**DATA PROVIDED:**
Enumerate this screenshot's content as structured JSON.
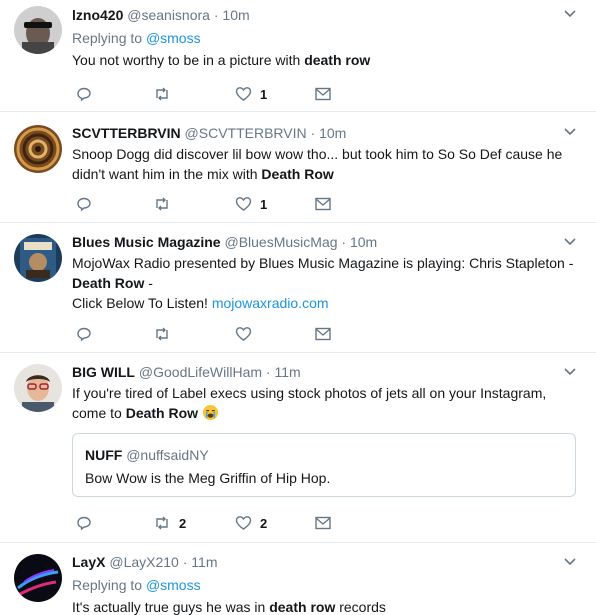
{
  "tweets": [
    {
      "name": "lzno420",
      "handle": "@seanisnora",
      "sep": "·",
      "time": "10m",
      "replying_to_label": "Replying to",
      "replying_to_handle": "@smoss",
      "text_before": "You not worthy to be in a picture with ",
      "text_bold": "death row",
      "likes": "1",
      "retweets": "",
      "replies": ""
    },
    {
      "name": "SCVTTERBRVIN",
      "handle": "@SCVTTERBRVIN",
      "sep": "·",
      "time": "10m",
      "text_before": "Snoop Dogg did discover lil bow wow tho... but took him to So So Def cause he didn't want him in the mix with ",
      "text_bold": "Death Row",
      "likes": "1",
      "retweets": "",
      "replies": ""
    },
    {
      "name": "Blues Music Magazine",
      "handle": "@BluesMusicMag",
      "sep": "·",
      "time": "10m",
      "text_before": "MojoWax Radio presented by Blues Music Magazine is playing: Chris Stapleton - ",
      "text_bold": "Death Row",
      "text_after": " -",
      "text_line2": "Click Below To Listen! ",
      "link": "mojowaxradio.com",
      "likes": "",
      "retweets": "",
      "replies": ""
    },
    {
      "name": "BIG WILL",
      "handle": "@GoodLifeWillHam",
      "sep": "·",
      "time": "11m",
      "text_before": "If you're tired of Label execs using stock photos of jets all on your Instagram, come to ",
      "text_bold": "Death Row",
      "quote": {
        "name": "NUFF",
        "handle": "@nuffsaidNY",
        "text": "Bow Wow is the Meg Griffin of Hip Hop."
      },
      "likes": "2",
      "retweets": "2",
      "replies": ""
    },
    {
      "name": "LayX",
      "handle": "@LayX210",
      "sep": "·",
      "time": "11m",
      "replying_to_label": "Replying to",
      "replying_to_handle": "@smoss",
      "text_before": "It's actually true guys he was in ",
      "text_bold": "death row",
      "text_after": " records"
    }
  ],
  "colors": {
    "text": "#14171a",
    "secondary": "#657786",
    "link": "#1b95e0",
    "divider": "#e6ecf0"
  },
  "icons": {
    "reply": "reply-icon",
    "retweet": "retweet-icon",
    "like": "heart-icon",
    "dm": "envelope-icon",
    "more": "chevron-down-icon",
    "emoji": "crying-face-emoji"
  }
}
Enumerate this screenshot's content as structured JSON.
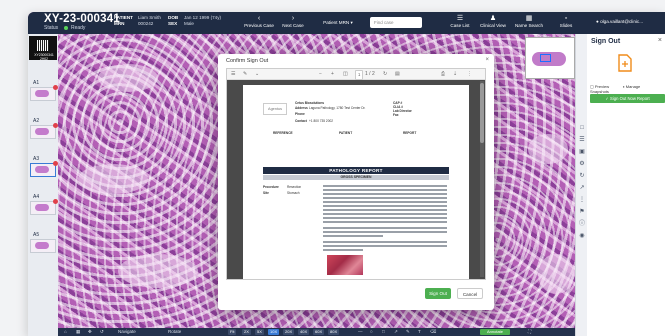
{
  "topbar": {
    "case_id": "XY-23-000341",
    "status_label": "Status",
    "status_value": "Ready",
    "patient_label": "PATIENT",
    "patient_name": "Liam Smith",
    "mrn_label": "MRN",
    "mrn_value": "000242",
    "dob_label": "DOB",
    "dob_value": "Jan 12 1999 (74y)",
    "sex_label": "SEX",
    "sex_value": "Male",
    "previous_case": "Previous Case",
    "next_case": "Next Case",
    "patient_mrn": "Patient MRN",
    "search_placeholder": "Find case",
    "case_list": "Case List",
    "clinical_view": "Clinical View",
    "name_search": "Name Search",
    "slides": "Slides",
    "user": "olga.vaillant@clinic..."
  },
  "slides": {
    "label_text": "XY23000341 2H02",
    "items": [
      {
        "name": "A1"
      },
      {
        "name": "A2"
      },
      {
        "name": "A3"
      },
      {
        "name": "A4"
      },
      {
        "name": "A5"
      }
    ]
  },
  "sign_panel": {
    "title": "Sign Out",
    "preview": "Preview",
    "manage_snapshots": "Manage Snapshots",
    "sign_out_button": "Sign Out Now Report",
    "accent": "#4caf50"
  },
  "dialog": {
    "title": "Confirm Sign Out",
    "page_indicator": "1 / 2",
    "sign_out": "Sign Out",
    "cancel": "Cancel",
    "report": {
      "logo": "Agentus",
      "clinic_name": "Cetus Biosolutions",
      "address_label": "Address",
      "address": "Laguna Pathology, 1780 Test Center Dr.",
      "phone_label": "Phone",
      "contact_label": "Contact",
      "contact": "+1 800 735 2002",
      "cap_label": "CAP #",
      "clia_label": "CLIA #",
      "lab_director_label": "Lab Director",
      "fax_label": "Fax",
      "referrer_head": "REFERENCE",
      "patient_head": "PATIENT",
      "report_head": "REPORT",
      "banner": "PATHOLOGY REPORT",
      "subheading": "GROSS SPECIMEN",
      "procedure_label": "Procedure",
      "procedure_value": "Resection",
      "site_label": "Site",
      "site_value": "Stomach"
    }
  },
  "bottombar": {
    "zoom_levels": [
      "Fit",
      "2X",
      "5X",
      "10X",
      "20X",
      "40X",
      "60X",
      "80X"
    ],
    "active_zoom": "10X",
    "overlay": "Annotate",
    "nav_left": "Navigate",
    "nav_right": "Rotate"
  }
}
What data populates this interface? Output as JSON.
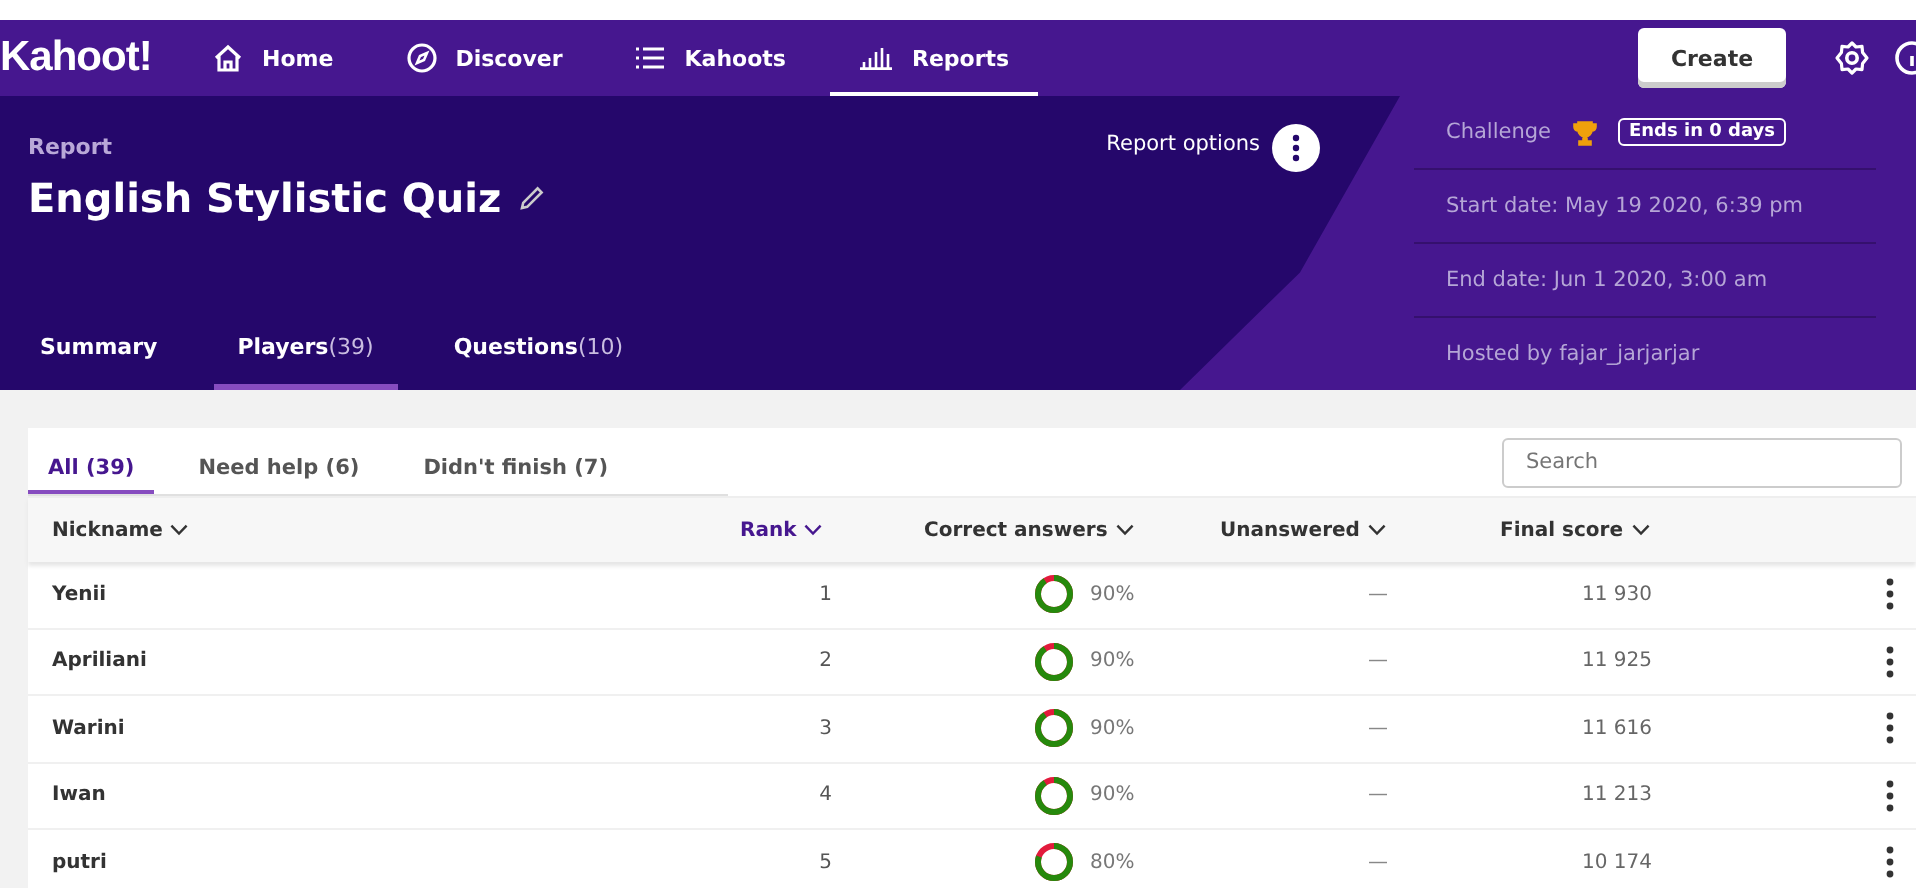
{
  "logo": "Kahoot!",
  "nav": [
    {
      "label": "Home",
      "selected": false
    },
    {
      "label": "Discover",
      "selected": false
    },
    {
      "label": "Kahoots",
      "selected": false
    },
    {
      "label": "Reports",
      "selected": true
    }
  ],
  "create_button": "Create",
  "report": {
    "eyebrow": "Report",
    "title": "English Stylistic Quiz",
    "options_label": "Report options"
  },
  "report_tabs": [
    {
      "label": "Summary",
      "selected": false
    },
    {
      "label": "Players",
      "count": "(39)",
      "selected": true
    },
    {
      "label": "Questions",
      "count": "(10)",
      "selected": false
    }
  ],
  "info": {
    "challenge": "Challenge",
    "badge": "Ends in 0 days",
    "start": "Start date: May 19 2020, 6:39 pm",
    "end": "End date: Jun 1 2020, 3:00 am",
    "host": "Hosted by fajar_jarjarjar"
  },
  "filter_tabs": [
    {
      "label": "All (39)",
      "selected": true
    },
    {
      "label": "Need help (6)",
      "selected": false
    },
    {
      "label": "Didn't finish (7)",
      "selected": false
    }
  ],
  "search": {
    "placeholder": "Search"
  },
  "columns": [
    {
      "label": "Nickname",
      "selected": false
    },
    {
      "label": "Rank",
      "selected": true
    },
    {
      "label": "Correct answers",
      "selected": false
    },
    {
      "label": "Unanswered",
      "selected": false
    },
    {
      "label": "Final score",
      "selected": false
    }
  ],
  "rows": [
    {
      "nickname": "Yenii",
      "rank": "1",
      "level": 0.9,
      "correct": "90%",
      "unanswered": "—",
      "score": "11 930"
    },
    {
      "nickname": "Apriliani",
      "rank": "2",
      "level": 0.9,
      "correct": "90%",
      "unanswered": "—",
      "score": "11 925"
    },
    {
      "nickname": "Warini",
      "rank": "3",
      "level": 0.9,
      "correct": "90%",
      "unanswered": "—",
      "score": "11 616"
    },
    {
      "nickname": "Iwan",
      "rank": "4",
      "level": 0.9,
      "correct": "90%",
      "unanswered": "—",
      "score": "11 213"
    },
    {
      "nickname": "putri",
      "rank": "5",
      "level": 0.8,
      "correct": "80%",
      "unanswered": "—",
      "score": "10 174"
    }
  ]
}
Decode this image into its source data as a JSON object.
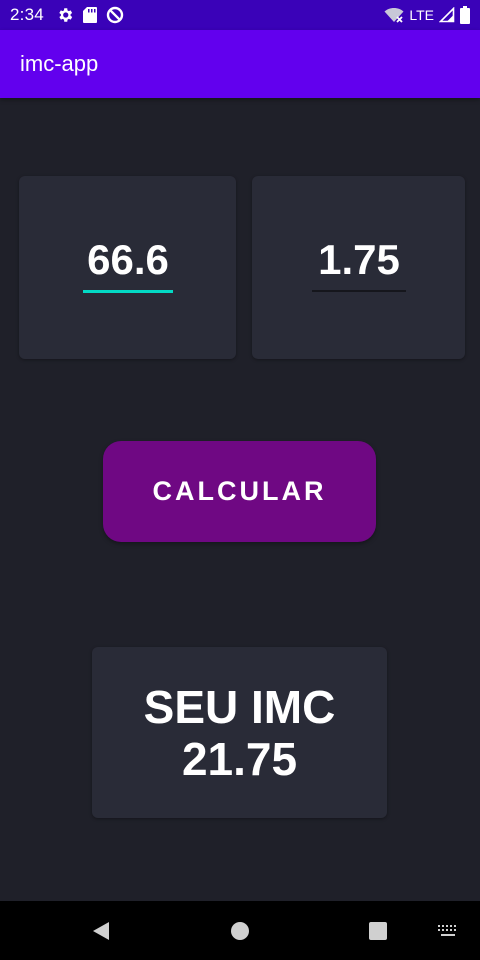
{
  "status_bar": {
    "time": "2:34",
    "network": "LTE",
    "icons": [
      "gear-icon",
      "sd-card-icon",
      "do-not-disturb-icon",
      "wifi-icon",
      "signal-icon",
      "battery-icon"
    ]
  },
  "app_bar": {
    "title": "imc-app"
  },
  "inputs": {
    "weight_value": "66.6",
    "height_value": "1.75"
  },
  "calculate_button": {
    "label": "CALCULAR"
  },
  "result": {
    "label": "SEU IMC",
    "value": "21.75"
  },
  "nav_bar": {
    "icons": [
      "back-icon",
      "home-icon",
      "recents-icon",
      "keyboard-icon"
    ]
  },
  "colors": {
    "status_bar": "#3a02b8",
    "app_bar": "#6200ee",
    "background": "#1f2029",
    "card": "#292b37",
    "button": "#6f0883",
    "input_underline_active": "#03dac5"
  }
}
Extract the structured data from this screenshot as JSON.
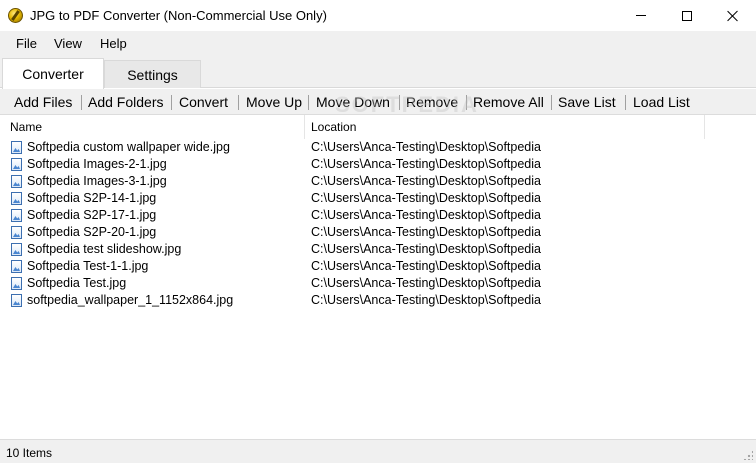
{
  "window": {
    "title": "JPG to PDF Converter (Non-Commercial Use Only)"
  },
  "menu": {
    "items": [
      "File",
      "View",
      "Help"
    ]
  },
  "tabs": [
    {
      "label": "Converter",
      "active": true
    },
    {
      "label": "Settings",
      "active": false
    }
  ],
  "toolbar": {
    "buttons": [
      "Add Files",
      "Add Folders",
      "Convert",
      "Move Up",
      "Move Down",
      "Remove",
      "Remove All",
      "Save List",
      "Load List"
    ]
  },
  "list": {
    "columns": [
      "Name",
      "Location"
    ],
    "rows": [
      {
        "name": "Softpedia custom wallpaper wide.jpg",
        "location": "C:\\Users\\Anca-Testing\\Desktop\\Softpedia"
      },
      {
        "name": "Softpedia Images-2-1.jpg",
        "location": "C:\\Users\\Anca-Testing\\Desktop\\Softpedia"
      },
      {
        "name": "Softpedia Images-3-1.jpg",
        "location": "C:\\Users\\Anca-Testing\\Desktop\\Softpedia"
      },
      {
        "name": "Softpedia S2P-14-1.jpg",
        "location": "C:\\Users\\Anca-Testing\\Desktop\\Softpedia"
      },
      {
        "name": "Softpedia S2P-17-1.jpg",
        "location": "C:\\Users\\Anca-Testing\\Desktop\\Softpedia"
      },
      {
        "name": "Softpedia S2P-20-1.jpg",
        "location": "C:\\Users\\Anca-Testing\\Desktop\\Softpedia"
      },
      {
        "name": "Softpedia test slideshow.jpg",
        "location": "C:\\Users\\Anca-Testing\\Desktop\\Softpedia"
      },
      {
        "name": "Softpedia Test-1-1.jpg",
        "location": "C:\\Users\\Anca-Testing\\Desktop\\Softpedia"
      },
      {
        "name": "Softpedia Test.jpg",
        "location": "C:\\Users\\Anca-Testing\\Desktop\\Softpedia"
      },
      {
        "name": "softpedia_wallpaper_1_1152x864.jpg",
        "location": "C:\\Users\\Anca-Testing\\Desktop\\Softpedia"
      }
    ]
  },
  "status": {
    "text": "10 Items"
  },
  "watermark": "SOFTPEDIA",
  "icons": {
    "app": "coin-icon",
    "file": "image-file-icon"
  }
}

**EXERCISE REQUIREMENTS:** Copy out every line of the listing that contains the string "title".

**EXERCISE ANSWER:**
    "title": "Sign Out",
    "title": "Confirm Sign Out",
    "title": "English Stylistic Quiz",
    "title": "imc-app"
    "title": "JPG to PDF Converter (Non-Commercial Use Only)"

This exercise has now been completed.